For many people in my generation it was Carson Daly on MTVs Total Request Live. For others it was a talking sponge on Nickelodeon; but for me, it was Dave the King Wilson. His voice, more than any other, was the main reason I went sprinting out of school at the end of the day.

To me, Dave Wilson, Matt Hibbeln, and Joe Staysniak were my after school friends. As soon as the 2:30 bell would ring, I would make the short walk home from Northwest High School, and if I timed it just right, I would make it home in time to turn on my radio to AM1070. It was here, after Steve Simpson finished the 3pm news report, that Dave and his crew would start their afternoon drive show. Whether it was working the back drive thru at McDonalds, doing my homework in my bedroom, or riding my bike around Speedway, I had my radio tuned into Dave Wilson. His mix of jokes, news of the weird stories, and Turk Bufford skits had me enthralled. I would wander around my neighborhood aimlessly for three hours with my earphones in, enthralled at the chaos that unfolded on Dave Wilson’s show.

For those three hours, life was fun, a little serious, but I was learning new things. For those three hours, Dave Wilson was King.

Years before, Dave Wilson wandered those same streets. Like me, he grew up in the Indianapolis West Side community of Eagledale. In fact, we even attended the same high school. During his day, Northwest High School was in it’s infant years. It was in these years that Dave Wilson would begin to lay the groundwork for a career filled with A list comedians, world class race car drivers, and Marconi worthy radio.

After living in South Florida for five years, I returned to live in Indianapolis in 2015. I knew that Dave Wilson had been fired in 2009. I knew that WIBC had changed bands from 1070AM to 93.1FM. I knew that the 3pm-6pm drive time slot was now occupied by two gossiping, slightly annoying, overly judgmental, “cheap heat” hosts known as the Chicks on the Right. What I didn’t know, was what had become of Dave Wilson. After finding Dave on Twitter (@ohmanitstheking), I reached out to him to see if he would be available for an interview. To my surprise, Dave was more than happy to sit down with me and discuss his career.

Dave talked to me about his live shows and how he got started in comedy and radio. Dave knew early on that he wanted to be a comedian. “I knew in high school that I loved to gets laughs. I was always that annoying guy that you couldn’t shut up.” Dave knew that he would like to do stand up comedy, but his real ambition was to be the public address announcer for the Indianapolis Motor Speedway. Dave is a lifelong racing fan and, just like me, grew up in the shadow of the iconic Speedway. “In 1980 I walked into Raceway Park (in nearby Clermont, Indiana), and told them I wanted to be a PA announcer.” A month later, Dave had a job at IRP handing out time slips to race teams, and he soon found himself on the PA.

Soon after Dave and group of friends began writing, rehearsing, and performing short Saturday Night Live type skits at the now extinct Broad Ripple Playhouse. Some time later Dave and his friends, including former Family Feud host Ray Combs, got word that comedian Jay Leno would be in town opening for Perry Como at Starlight Musicals. Dave and his friends got word that Leno would be staying a Hilton hotel downtown. Wilson and friends gave the hotel a ring and called Leno in his room. To his surprise, Leno invited Dave and his friends to the hotel. “We knock on the door, and there is Jay Leno!” Dave and his crew spent some time with Leno in his room talking about comedy and the Indianapolis 500. Leno invited one or two of Dave’s group to hang out backstage each night during the Perry Como run.

◇ ◇ ◇ ◇ ◇ ◇ ◇

Set problem 1: Present everything in the listing, from its first line down to the line containing "legend-label: Middle <box>975", as a numbered list, skipping any blank lines.

Dataset records:

◇ ◇ ◇ ◇ ◇ ◇ ◇

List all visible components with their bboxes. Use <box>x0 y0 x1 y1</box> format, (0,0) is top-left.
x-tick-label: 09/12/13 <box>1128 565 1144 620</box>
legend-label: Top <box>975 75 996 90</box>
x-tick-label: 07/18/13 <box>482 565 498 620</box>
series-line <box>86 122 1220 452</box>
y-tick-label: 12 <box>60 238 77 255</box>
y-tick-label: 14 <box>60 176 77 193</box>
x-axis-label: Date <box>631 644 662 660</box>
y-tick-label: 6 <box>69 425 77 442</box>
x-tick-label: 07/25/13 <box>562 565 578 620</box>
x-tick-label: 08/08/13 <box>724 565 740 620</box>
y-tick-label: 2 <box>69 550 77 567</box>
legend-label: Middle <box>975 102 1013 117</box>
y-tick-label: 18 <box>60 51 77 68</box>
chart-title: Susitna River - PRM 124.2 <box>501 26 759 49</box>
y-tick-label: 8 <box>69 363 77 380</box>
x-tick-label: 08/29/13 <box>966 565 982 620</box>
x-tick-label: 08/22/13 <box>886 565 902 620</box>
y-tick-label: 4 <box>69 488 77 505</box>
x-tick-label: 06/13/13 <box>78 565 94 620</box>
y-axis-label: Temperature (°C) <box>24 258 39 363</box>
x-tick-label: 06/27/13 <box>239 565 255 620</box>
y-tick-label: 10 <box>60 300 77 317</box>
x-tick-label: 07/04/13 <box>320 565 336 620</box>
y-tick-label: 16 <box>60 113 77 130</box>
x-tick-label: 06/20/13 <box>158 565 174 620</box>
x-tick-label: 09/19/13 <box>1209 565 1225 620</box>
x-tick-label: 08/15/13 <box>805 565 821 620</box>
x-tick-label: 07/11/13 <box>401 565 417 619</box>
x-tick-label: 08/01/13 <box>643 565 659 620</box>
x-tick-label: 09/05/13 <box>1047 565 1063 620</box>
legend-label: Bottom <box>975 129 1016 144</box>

◇ ◇ ◇ ◇ ◇ ◇ ◇

Set problem 2: State whether each statement agrees with the piece on Dave Wilson, answering yes or no and quoting the deciding words of the piece: (a) Dave Wilson grew up in Eagledale. (b) The writer moved back to Indianapolis in 2009. (c) Dave's first job at Raceway Park was as the PA announcer.

Final result 1:
1. List all visible components with their bboxes. Use <box>x0 y0 x1 y1</box> format, (0,0) is top-left.
2. x-tick-label: 09/12/13 <box>1128 565 1144 620</box>
3. legend-label: Top <box>975 75 996 90</box>
4. x-tick-label: 07/18/13 <box>482 565 498 620</box>
5. series-line <box>86 122 1220 452</box>
6. y-tick-label: 12 <box>60 238 77 255</box>
7. y-tick-label: 14 <box>60 176 77 193</box>
8. x-axis-label: Date <box>631 644 662 660</box>
9. y-tick-label: 6 <box>69 425 77 442</box>
10. x-tick-label: 07/25/13 <box>562 565 578 620</box>
11. x-tick-label: 08/08/13 <box>724 565 740 620</box>
12. y-tick-label: 2 <box>69 550 77 567</box>
13. legend-label: Middle <box>975 102 1013 117</box>

Final result 2:
(a) Yes: "he grew up in the Indianapolis West Side community of Eagledale."
(b) No: "I returned to live in Indianapolis in 2015."
(c) No: "Dave had a job at IRP handing out time slips to race teams, and he soon found himself on the PA."